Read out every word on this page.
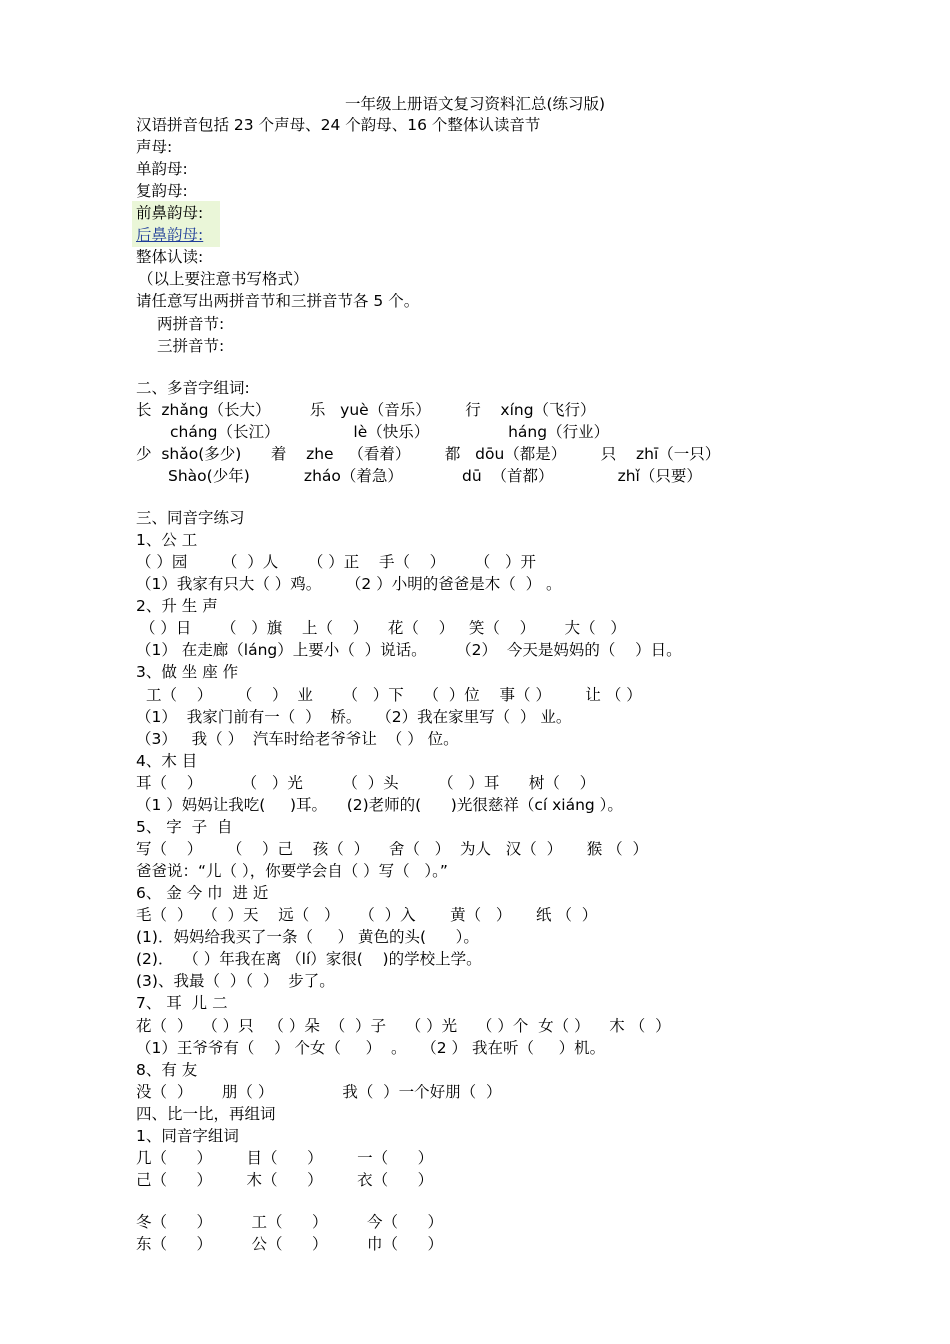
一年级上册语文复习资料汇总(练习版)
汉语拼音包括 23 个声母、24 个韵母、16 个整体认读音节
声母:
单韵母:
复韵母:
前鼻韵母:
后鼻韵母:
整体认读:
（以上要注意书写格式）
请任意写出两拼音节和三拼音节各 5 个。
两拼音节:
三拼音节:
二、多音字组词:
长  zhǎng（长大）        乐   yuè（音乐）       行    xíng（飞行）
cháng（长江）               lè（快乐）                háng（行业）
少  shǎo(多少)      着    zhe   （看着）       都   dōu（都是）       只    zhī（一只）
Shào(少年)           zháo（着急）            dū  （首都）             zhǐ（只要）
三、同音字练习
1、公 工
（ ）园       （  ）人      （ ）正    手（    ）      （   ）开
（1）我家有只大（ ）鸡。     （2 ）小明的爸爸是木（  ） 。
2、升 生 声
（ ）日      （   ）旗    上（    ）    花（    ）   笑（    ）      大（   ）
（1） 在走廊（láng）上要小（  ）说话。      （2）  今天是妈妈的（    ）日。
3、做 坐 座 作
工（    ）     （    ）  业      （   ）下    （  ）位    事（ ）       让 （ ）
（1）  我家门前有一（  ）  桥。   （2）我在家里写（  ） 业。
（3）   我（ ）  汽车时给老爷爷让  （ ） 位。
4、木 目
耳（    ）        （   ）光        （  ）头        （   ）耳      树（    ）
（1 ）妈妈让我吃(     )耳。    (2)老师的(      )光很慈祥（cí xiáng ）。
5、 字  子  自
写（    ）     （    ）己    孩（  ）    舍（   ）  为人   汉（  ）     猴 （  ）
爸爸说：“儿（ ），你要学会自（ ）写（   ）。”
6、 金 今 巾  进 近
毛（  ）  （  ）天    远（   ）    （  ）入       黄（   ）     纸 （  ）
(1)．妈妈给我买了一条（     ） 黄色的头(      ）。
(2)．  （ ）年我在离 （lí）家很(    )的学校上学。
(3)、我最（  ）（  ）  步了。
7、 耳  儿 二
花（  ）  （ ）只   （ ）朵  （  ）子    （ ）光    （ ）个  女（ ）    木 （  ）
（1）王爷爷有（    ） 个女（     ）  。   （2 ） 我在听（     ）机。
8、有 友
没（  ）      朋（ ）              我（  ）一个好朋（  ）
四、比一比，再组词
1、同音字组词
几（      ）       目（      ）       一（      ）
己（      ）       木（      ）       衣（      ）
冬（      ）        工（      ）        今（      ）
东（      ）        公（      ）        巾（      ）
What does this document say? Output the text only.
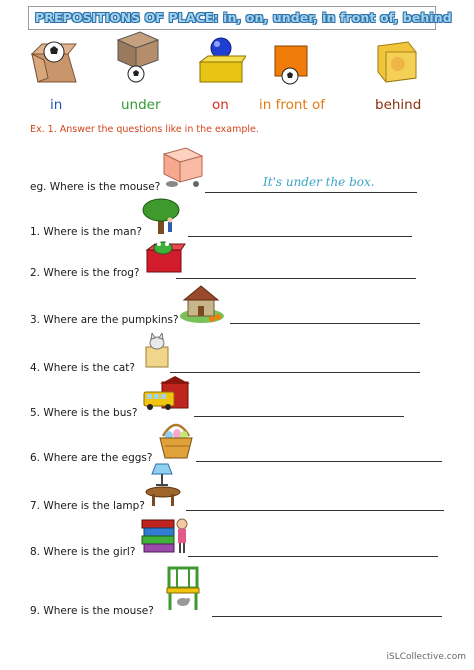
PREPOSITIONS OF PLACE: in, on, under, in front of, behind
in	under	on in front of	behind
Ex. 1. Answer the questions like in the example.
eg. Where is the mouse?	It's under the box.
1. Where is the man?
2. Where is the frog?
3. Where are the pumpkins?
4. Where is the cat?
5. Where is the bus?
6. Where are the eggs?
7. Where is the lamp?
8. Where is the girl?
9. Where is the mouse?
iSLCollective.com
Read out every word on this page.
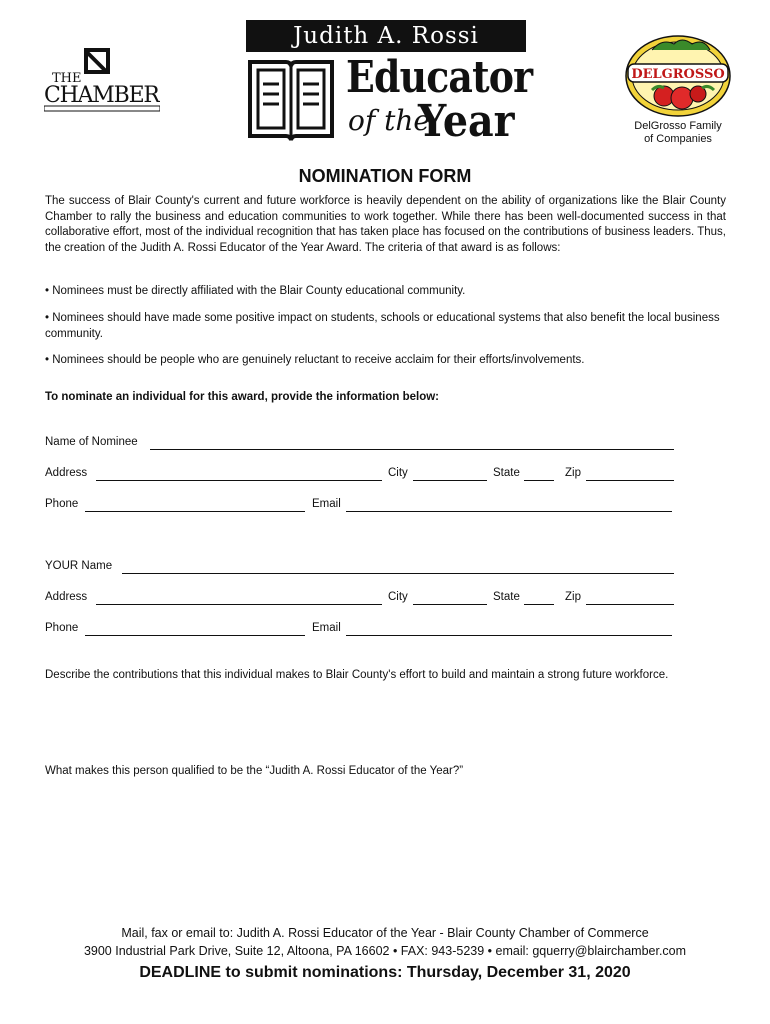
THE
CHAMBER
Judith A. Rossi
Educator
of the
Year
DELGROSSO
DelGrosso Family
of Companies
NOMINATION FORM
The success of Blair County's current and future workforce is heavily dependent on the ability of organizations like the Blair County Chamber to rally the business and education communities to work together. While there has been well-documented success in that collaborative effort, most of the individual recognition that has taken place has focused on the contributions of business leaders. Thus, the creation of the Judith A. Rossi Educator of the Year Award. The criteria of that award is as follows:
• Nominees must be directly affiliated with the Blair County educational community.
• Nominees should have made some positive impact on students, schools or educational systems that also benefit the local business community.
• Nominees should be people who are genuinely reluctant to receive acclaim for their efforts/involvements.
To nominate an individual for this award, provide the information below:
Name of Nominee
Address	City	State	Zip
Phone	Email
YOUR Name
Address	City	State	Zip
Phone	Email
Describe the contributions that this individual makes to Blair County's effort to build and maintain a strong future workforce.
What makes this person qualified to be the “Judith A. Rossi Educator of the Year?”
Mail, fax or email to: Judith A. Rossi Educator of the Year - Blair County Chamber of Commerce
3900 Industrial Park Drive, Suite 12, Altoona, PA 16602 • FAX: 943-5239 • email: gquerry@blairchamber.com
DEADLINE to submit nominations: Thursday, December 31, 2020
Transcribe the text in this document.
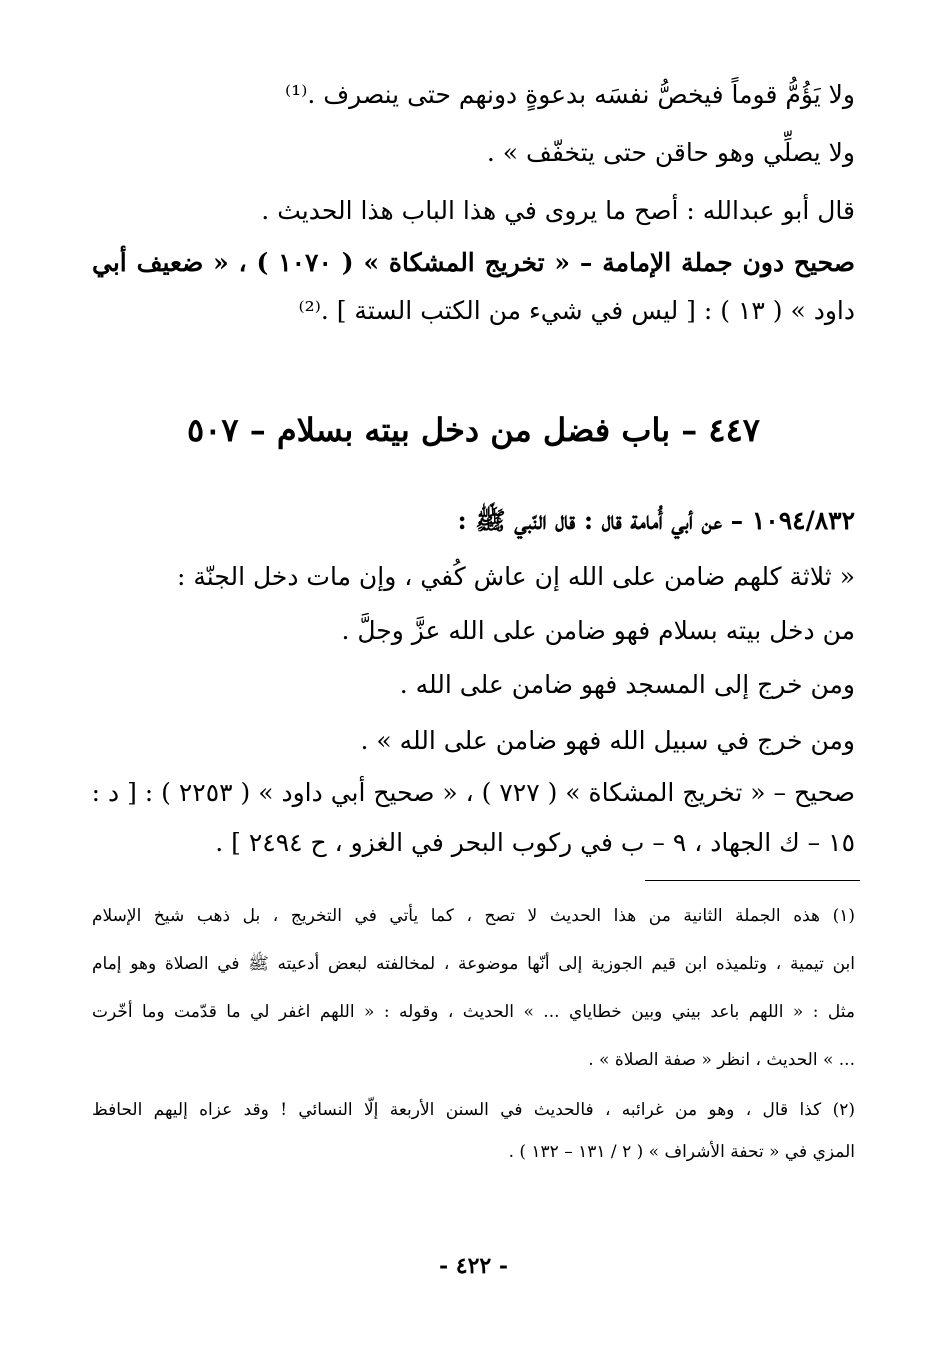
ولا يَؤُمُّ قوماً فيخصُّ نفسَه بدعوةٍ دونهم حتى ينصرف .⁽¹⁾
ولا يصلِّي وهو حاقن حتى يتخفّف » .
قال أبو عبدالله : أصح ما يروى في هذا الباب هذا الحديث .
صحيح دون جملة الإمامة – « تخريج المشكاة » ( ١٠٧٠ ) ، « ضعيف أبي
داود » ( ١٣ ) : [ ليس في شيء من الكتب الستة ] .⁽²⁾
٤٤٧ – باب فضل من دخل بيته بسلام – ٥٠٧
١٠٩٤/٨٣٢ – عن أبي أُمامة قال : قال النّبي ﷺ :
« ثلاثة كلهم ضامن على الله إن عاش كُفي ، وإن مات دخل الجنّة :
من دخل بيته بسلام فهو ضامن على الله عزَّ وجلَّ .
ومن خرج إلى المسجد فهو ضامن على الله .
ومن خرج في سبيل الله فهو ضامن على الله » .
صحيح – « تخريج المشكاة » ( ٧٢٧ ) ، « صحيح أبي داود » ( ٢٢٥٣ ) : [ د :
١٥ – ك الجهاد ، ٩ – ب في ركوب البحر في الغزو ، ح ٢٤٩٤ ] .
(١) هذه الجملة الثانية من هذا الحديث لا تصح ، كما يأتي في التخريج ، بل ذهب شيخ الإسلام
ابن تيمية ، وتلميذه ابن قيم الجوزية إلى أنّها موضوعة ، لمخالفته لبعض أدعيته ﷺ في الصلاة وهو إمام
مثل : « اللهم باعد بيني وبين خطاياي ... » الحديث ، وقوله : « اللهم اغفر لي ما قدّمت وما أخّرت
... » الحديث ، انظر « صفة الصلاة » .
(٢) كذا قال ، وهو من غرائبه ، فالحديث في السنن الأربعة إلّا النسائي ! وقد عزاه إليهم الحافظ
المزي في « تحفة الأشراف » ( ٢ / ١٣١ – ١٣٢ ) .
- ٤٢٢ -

*****

__WRITTEN REQUEST__
Pictures in the records must not appear in the copy; transcribe everything else precisely.

__ANSWER TO THE EXERCISE__
Read out every word on this page.
一年级上册语文复习资料汇总(练习版)
汉语拼音包括 23 个声母、24 个韵母、16 个整体认读音节
声母:
单韵母:
复韵母:
前鼻韵母:
后鼻韵母:
整体认读:
（以上要注意书写格式）
请任意写出两拼音节和三拼音节各 5 个。
两拼音节:
三拼音节:
二、多音字组词:
长  zhǎng（长大）        乐   yuè（音乐）       行    xíng（飞行）
cháng（长江）               lè（快乐）                háng（行业）
少  shǎo(多少)      着    zhe   （看着）       都   dōu（都是）       只    zhī（一只）
Shào(少年)           zháo（着急）            dū  （首都）             zhǐ（只要）
三、同音字练习
1、公 工
（ ）园       （  ）人      （ ）正    手（    ）      （   ）开
（1）我家有只大（ ）鸡。     （2 ）小明的爸爸是木（  ） 。
2、升 生 声
（ ）日      （   ）旗    上（    ）    花（    ）   笑（    ）      大（   ）
（1） 在走廊（láng）上要小（  ）说话。      （2）  今天是妈妈的（    ）日。
3、做 坐 座 作
工（    ）     （    ）  业      （   ）下    （  ）位    事（ ）       让 （ ）
（1）  我家门前有一（  ）  桥。   （2）我在家里写（  ） 业。
（3）   我（ ）  汽车时给老爷爷让  （ ） 位。
4、木 目
耳（    ）        （   ）光        （  ）头        （   ）耳      树（    ）
（1 ）妈妈让我吃(     )耳。    (2)老师的(      )光很慈祥（cí xiáng ）。
5、 字  子  自
写（    ）     （    ）己    孩（  ）    舍（   ）  为人   汉（  ）     猴 （  ）
爸爸说：“儿（ ），你要学会自（ ）写（   ）。”
6、 金 今 巾  进 近
毛（  ）  （  ）天    远（   ）    （  ）入       黄（   ）     纸 （  ）
(1)．妈妈给我买了一条（     ） 黄色的头(      ）。
(2)．  （ ）年我在离 （lí）家很(    )的学校上学。
(3)、我最（  ）（  ）  步了。
7、 耳  儿 二
花（  ）  （ ）只   （ ）朵  （  ）子    （ ）光    （ ）个  女（ ）    木 （  ）
（1）王爷爷有（    ） 个女（     ）  。   （2 ） 我在听（     ）机。
8、有 友
没（  ）      朋（ ）              我（  ）一个好朋（  ）
四、比一比，再组词
1、同音字组词
几（      ）       目（      ）       一（      ）
己（      ）       木（      ）       衣（      ）
冬（      ）        工（      ）        今（      ）
东（      ）        公（      ）        巾（      ）
What does this document say? Output the text only.
PREPOSITIONS OF PLACE: in, on, under, in front of, behind
in	under	on in front of	behind
Ex. 1. Answer the questions like in the example.
eg. Where is the mouse?	It's under the box.
1. Where is the man?
2. Where is the frog?
3. Where are the pumpkins?
4. Where is the cat?
5. Where is the bus?
6. Where are the eggs?
7. Where is the lamp?
8. Where is the girl?
9. Where is the mouse?
iSLCollective.com
Read out every word on this page.
THE
CHAMBER
Judith A. Rossi
Educator
of the
Year
DELGROSSO
DelGrosso Family
of Companies
NOMINATION FORM
The success of Blair County's current and future workforce is heavily dependent on the ability of organizations like the Blair County Chamber to rally the business and education communities to work together. While there has been well-documented success in that collaborative effort, most of the individual recognition that has taken place has focused on the contributions of business leaders. Thus, the creation of the Judith A. Rossi Educator of the Year Award. The criteria of that award is as follows:
• Nominees must be directly affiliated with the Blair County educational community.
• Nominees should have made some positive impact on students, schools or educational systems that also benefit the local business community.
• Nominees should be people who are genuinely reluctant to receive acclaim for their efforts/involvements.
To nominate an individual for this award, provide the information below:
Name of Nominee
Address	City	State	Zip
Phone	Email
YOUR Name
Address	City	State	Zip
Phone	Email
Describe the contributions that this individual makes to Blair County's effort to build and maintain a strong future workforce.
What makes this person qualified to be the “Judith A. Rossi Educator of the Year?”
Mail, fax or email to: Judith A. Rossi Educator of the Year - Blair County Chamber of Commerce
3900 Industrial Park Drive, Suite 12, Altoona, PA 16602 • FAX: 943-5239 • email: gquerry@blairchamber.com
DEADLINE to submit nominations: Thursday, December 31, 2020
Transcribe the text in this document.
ولا يَؤُمُّ قوماً فيخصُّ نفسَه بدعوةٍ دونهم حتى ينصرف .⁽¹⁾
ولا يصلِّي وهو حاقن حتى يتخفّف » .
قال أبو عبدالله : أصح ما يروى في هذا الباب هذا الحديث .
صحيح دون جملة الإمامة – « تخريج المشكاة » ( ١٠٧٠ ) ، « ضعيف أبي
داود » ( ١٣ ) : [ ليس في شيء من الكتب الستة ] .⁽²⁾
٤٤٧ – باب فضل من دخل بيته بسلام – ٥٠٧
١٠٩٤/٨٣٢ – عن أبي أُمامة قال : قال النّبي ﷺ :
« ثلاثة كلهم ضامن على الله إن عاش كُفي ، وإن مات دخل الجنّة :
من دخل بيته بسلام فهو ضامن على الله عزَّ وجلَّ .
ومن خرج إلى المسجد فهو ضامن على الله .
ومن خرج في سبيل الله فهو ضامن على الله » .
صحيح – « تخريج المشكاة » ( ٧٢٧ ) ، « صحيح أبي داود » ( ٢٢٥٣ ) : [ د :
١٥ – ك الجهاد ، ٩ – ب في ركوب البحر في الغزو ، ح ٢٤٩٤ ] .
(١) هذه الجملة الثانية من هذا الحديث لا تصح ، كما يأتي في التخريج ، بل ذهب شيخ الإسلام
ابن تيمية ، وتلميذه ابن قيم الجوزية إلى أنّها موضوعة ، لمخالفته لبعض أدعيته ﷺ في الصلاة وهو إمام
مثل : « اللهم باعد بيني وبين خطاياي ... » الحديث ، وقوله : « اللهم اغفر لي ما قدّمت وما أخّرت
... » الحديث ، انظر « صفة الصلاة » .
(٢) كذا قال ، وهو من غرائبه ، فالحديث في السنن الأربعة إلّا النسائي ! وقد عزاه إليهم الحافظ
المزي في « تحفة الأشراف » ( ٢ / ١٣١ – ١٣٢ ) .
- ٤٢٢ -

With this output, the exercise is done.